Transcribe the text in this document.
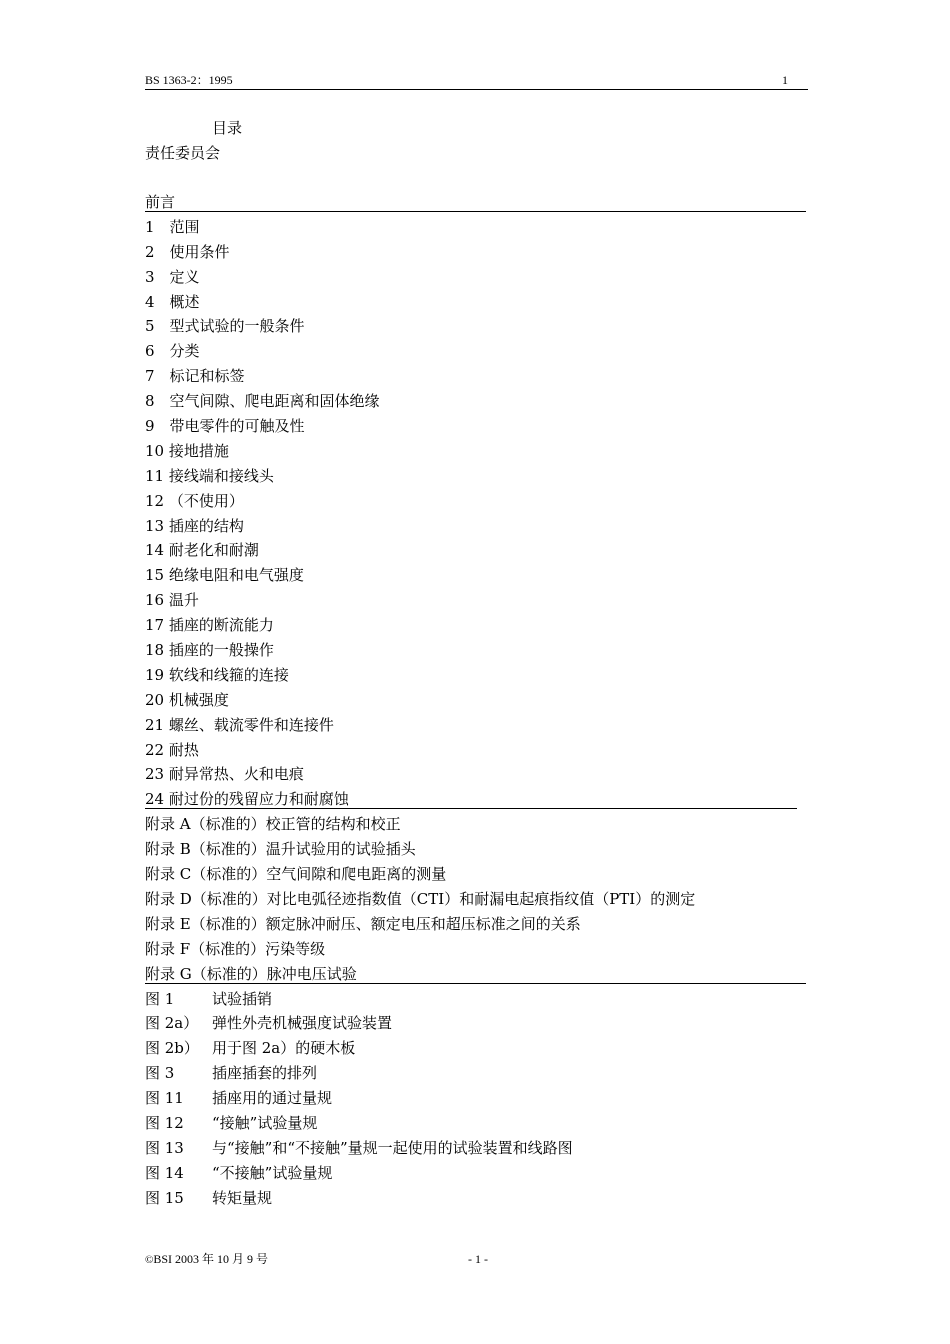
BS 1363-2：1995	1
目录
责任委员会
前言
1　范围
2　使用条件
3　定义
4　概述
5　型式试验的一般条件
6　分类
7　标记和标签
8　空气间隙、爬电距离和固体绝缘
9　带电零件的可触及性
10 接地措施
11 接线端和接线头
12 （不使用）
13 插座的结构
14 耐老化和耐潮
15 绝缘电阻和电气强度
16 温升
17 插座的断流能力
18 插座的一般操作
19 软线和线箍的连接
20 机械强度
21 螺丝、载流零件和连接件
22 耐热
23 耐异常热、火和电痕
24 耐过份的残留应力和耐腐蚀
附录 A（标准的）校正管的结构和校正
附录 B（标准的）温升试验用的试验插头
附录 C（标准的）空气间隙和爬电距离的测量
附录 D（标准的）对比电弧径迹指数值（CTI）和耐漏电起痕指纹值（PTI）的测定
附录 E（标准的）额定脉冲耐压、额定电压和超压标准之间的关系
附录 F（标准的）污染等级
附录 G（标准的）脉冲电压试验
图 1	试验插销
图 2a） 弹性外壳机械强度试验装置
图 2b） 用于图 2a）的硬木板
图 3	插座插套的排列
图 11 插座用的通过量规
图 12 “接触”试验量规
图 13 与“接触”和“不接触”量规一起使用的试验装置和线路图
图 14 “不接触”试验量规
图 15 转矩量规
©BSI 2003 年 10 月 9 号	- 1 -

==========

_Given instruction:_
Can the entries above be repeated exactly, without their pictures?

_Solution to this exercise:_
Transcribe the text in this document.
BS 1363-2：1995	1
目录
责任委员会
前言
1　范围
2　使用条件
3　定义
4　概述
5　型式试验的一般条件
6　分类
7　标记和标签
8　空气间隙、爬电距离和固体绝缘
9　带电零件的可触及性
10 接地措施
11 接线端和接线头
12 （不使用）
13 插座的结构
14 耐老化和耐潮
15 绝缘电阻和电气强度
16 温升
17 插座的断流能力
18 插座的一般操作
19 软线和线箍的连接
20 机械强度
21 螺丝、载流零件和连接件
22 耐热
23 耐异常热、火和电痕
24 耐过份的残留应力和耐腐蚀
附录 A（标准的）校正管的结构和校正
附录 B（标准的）温升试验用的试验插头
附录 C（标准的）空气间隙和爬电距离的测量
附录 D（标准的）对比电弧径迹指数值（CTI）和耐漏电起痕指纹值（PTI）的测定
附录 E（标准的）额定脉冲耐压、额定电压和超压标准之间的关系
附录 F（标准的）污染等级
附录 G（标准的）脉冲电压试验
图 1	试验插销
图 2a） 弹性外壳机械强度试验装置
图 2b） 用于图 2a）的硬木板
图 3	插座插套的排列
图 11 插座用的通过量规
图 12 “接触”试验量规
图 13 与“接触”和“不接触”量规一起使用的试验装置和线路图
图 14 “不接触”试验量规
图 15 转矩量规
©BSI 2003 年 10 月 9 号	- 1 -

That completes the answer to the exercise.